▸ TASK TO CARRY OUT
Make an exact copy of the records, dropping all pictures.

── DATA FOR THE TASK

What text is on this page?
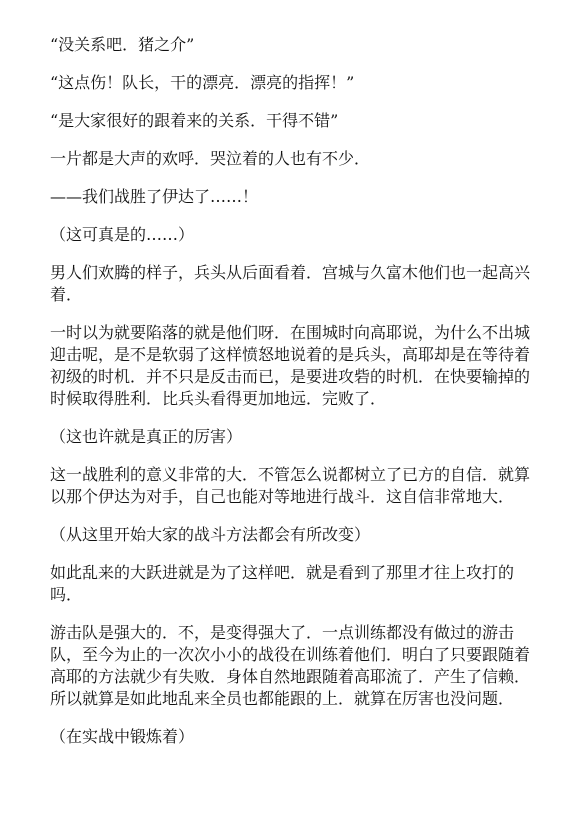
“没关系吧．猪之介”

“这点伤！队长，干的漂亮．漂亮的指挥！”

“是大家很好的跟着来的关系．干得不错”

一片都是大声的欢呼．哭泣着的人也有不少．

——我们战胜了伊达了……！

（这可真是的……）

男人们欢腾的样子，兵头从后面看着．宫城与久富木他们也一起高兴着．

一时以为就要陷落的就是他们呀．在围城时向高耶说，为什么不出城迎击呢，是不是软弱了这样愤怒地说着的是兵头，高耶却是在等待着初级的时机．并不只是反击而已，是要进攻砦的时机．在快要输掉的时候取得胜利．比兵头看得更加地远．完败了．

（这也许就是真正的厉害）

这一战胜利的意义非常的大．不管怎么说都树立了已方的自信．就算以那个伊达为对手，自己也能对等地进行战斗．这自信非常地大．

（从这里开始大家的战斗方法都会有所改变）

如此乱来的大跃进就是为了这样吧．就是看到了那里才往上攻打的吗．

游击队是强大的．不，是变得强大了．一点训练都没有做过的游击队，至今为止的一次次小小的战役在训练着他们．明白了只要跟随着高耶的方法就少有失败．身体自然地跟随着高耶流了．产生了信赖．所以就算是如此地乱来全员也都能跟的上．就算在厉害也没问题．

（在实战中锻炼着）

────

▸ TASK ANSWER
What text is on this page?
“没关系吧．猪之介”

“这点伤！队长，干的漂亮．漂亮的指挥！”

“是大家很好的跟着来的关系．干得不错”

一片都是大声的欢呼．哭泣着的人也有不少．

——我们战胜了伊达了……！

（这可真是的……）

男人们欢腾的样子，兵头从后面看着．宫城与久富木他们也一起高兴着．

一时以为就要陷落的就是他们呀．在围城时向高耶说，为什么不出城迎击呢，是不是软弱了这样愤怒地说着的是兵头，高耶却是在等待着初级的时机．并不只是反击而已，是要进攻砦的时机．在快要输掉的时候取得胜利．比兵头看得更加地远．完败了．

（这也许就是真正的厉害）

这一战胜利的意义非常的大．不管怎么说都树立了已方的自信．就算以那个伊达为对手，自己也能对等地进行战斗．这自信非常地大．

（从这里开始大家的战斗方法都会有所改变）

如此乱来的大跃进就是为了这样吧．就是看到了那里才往上攻打的吗．

游击队是强大的．不，是变得强大了．一点训练都没有做过的游击队，至今为止的一次次小小的战役在训练着他们．明白了只要跟随着高耶的方法就少有失败．身体自然地跟随着高耶流了．产生了信赖．所以就算是如此地乱来全员也都能跟的上．就算在厉害也没问题．

（在实战中锻炼着）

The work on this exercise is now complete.